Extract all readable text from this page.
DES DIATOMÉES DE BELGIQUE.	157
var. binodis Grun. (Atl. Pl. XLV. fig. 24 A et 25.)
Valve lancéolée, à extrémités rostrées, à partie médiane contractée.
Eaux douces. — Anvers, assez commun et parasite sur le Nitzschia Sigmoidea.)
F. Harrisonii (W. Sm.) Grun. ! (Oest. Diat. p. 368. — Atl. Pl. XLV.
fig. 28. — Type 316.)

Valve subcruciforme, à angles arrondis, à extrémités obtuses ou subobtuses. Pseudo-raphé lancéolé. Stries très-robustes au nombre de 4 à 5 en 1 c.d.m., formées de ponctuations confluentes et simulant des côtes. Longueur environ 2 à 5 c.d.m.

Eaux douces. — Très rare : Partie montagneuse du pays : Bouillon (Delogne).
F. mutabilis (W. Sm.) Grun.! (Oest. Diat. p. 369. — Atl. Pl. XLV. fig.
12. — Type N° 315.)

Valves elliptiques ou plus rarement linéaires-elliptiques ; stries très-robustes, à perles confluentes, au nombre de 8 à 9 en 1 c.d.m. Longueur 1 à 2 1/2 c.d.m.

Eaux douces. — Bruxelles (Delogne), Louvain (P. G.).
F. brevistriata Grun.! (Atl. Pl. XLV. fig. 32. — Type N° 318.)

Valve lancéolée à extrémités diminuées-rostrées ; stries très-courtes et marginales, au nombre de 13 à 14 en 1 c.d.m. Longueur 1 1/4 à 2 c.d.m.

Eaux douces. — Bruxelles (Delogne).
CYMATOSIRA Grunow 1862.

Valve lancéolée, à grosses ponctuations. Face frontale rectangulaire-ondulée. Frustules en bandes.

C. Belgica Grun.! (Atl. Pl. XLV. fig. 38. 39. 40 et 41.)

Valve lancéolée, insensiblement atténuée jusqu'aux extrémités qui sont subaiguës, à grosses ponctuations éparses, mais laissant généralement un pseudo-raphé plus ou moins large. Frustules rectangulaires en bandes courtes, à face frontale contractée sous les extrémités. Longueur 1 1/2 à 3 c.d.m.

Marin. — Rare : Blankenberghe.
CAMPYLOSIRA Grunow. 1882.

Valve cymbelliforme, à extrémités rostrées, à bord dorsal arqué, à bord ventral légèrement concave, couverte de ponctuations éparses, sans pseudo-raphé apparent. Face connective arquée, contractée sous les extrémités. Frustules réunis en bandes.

Written task:
Copy out every entry again, exactly as it was given.

Result below:
Extract all readable text from this page.
DES DIATOMÉES DE BELGIQUE.	157
var. binodis Grun. (Atl. Pl. XLV. fig. 24 A et 25.)
Valve lancéolée, à extrémités rostrées, à partie médiane contractée.
Eaux douces. — Anvers, assez commun et parasite sur le Nitzschia Sigmoidea.)
F. Harrisonii (W. Sm.) Grun. ! (Oest. Diat. p. 368. — Atl. Pl. XLV.
fig. 28. — Type 316.)

Valve subcruciforme, à angles arrondis, à extrémités obtuses ou subobtuses. Pseudo-raphé lancéolé. Stries très-robustes au nombre de 4 à 5 en 1 c.d.m., formées de ponctuations confluentes et simulant des côtes. Longueur environ 2 à 5 c.d.m.

Eaux douces. — Très rare : Partie montagneuse du pays : Bouillon (Delogne).
F. mutabilis (W. Sm.) Grun.! (Oest. Diat. p. 369. — Atl. Pl. XLV. fig.
12. — Type N° 315.)

Valves elliptiques ou plus rarement linéaires-elliptiques ; stries très-robustes, à perles confluentes, au nombre de 8 à 9 en 1 c.d.m. Longueur 1 à 2 1/2 c.d.m.

Eaux douces. — Bruxelles (Delogne), Louvain (P. G.).
F. brevistriata Grun.! (Atl. Pl. XLV. fig. 32. — Type N° 318.)

Valve lancéolée à extrémités diminuées-rostrées ; stries très-courtes et marginales, au nombre de 13 à 14 en 1 c.d.m. Longueur 1 1/4 à 2 c.d.m.

Eaux douces. — Bruxelles (Delogne).
CYMATOSIRA Grunow 1862.

Valve lancéolée, à grosses ponctuations. Face frontale rectangulaire-ondulée. Frustules en bandes.

C. Belgica Grun.! (Atl. Pl. XLV. fig. 38. 39. 40 et 41.)

Valve lancéolée, insensiblement atténuée jusqu'aux extrémités qui sont subaiguës, à grosses ponctuations éparses, mais laissant généralement un pseudo-raphé plus ou moins large. Frustules rectangulaires en bandes courtes, à face frontale contractée sous les extrémités. Longueur 1 1/2 à 3 c.d.m.

Marin. — Rare : Blankenberghe.
CAMPYLOSIRA Grunow. 1882.

Valve cymbelliforme, à extrémités rostrées, à bord dorsal arqué, à bord ventral légèrement concave, couverte de ponctuations éparses, sans pseudo-raphé apparent. Face connective arquée, contractée sous les extrémités. Frustules réunis en bandes.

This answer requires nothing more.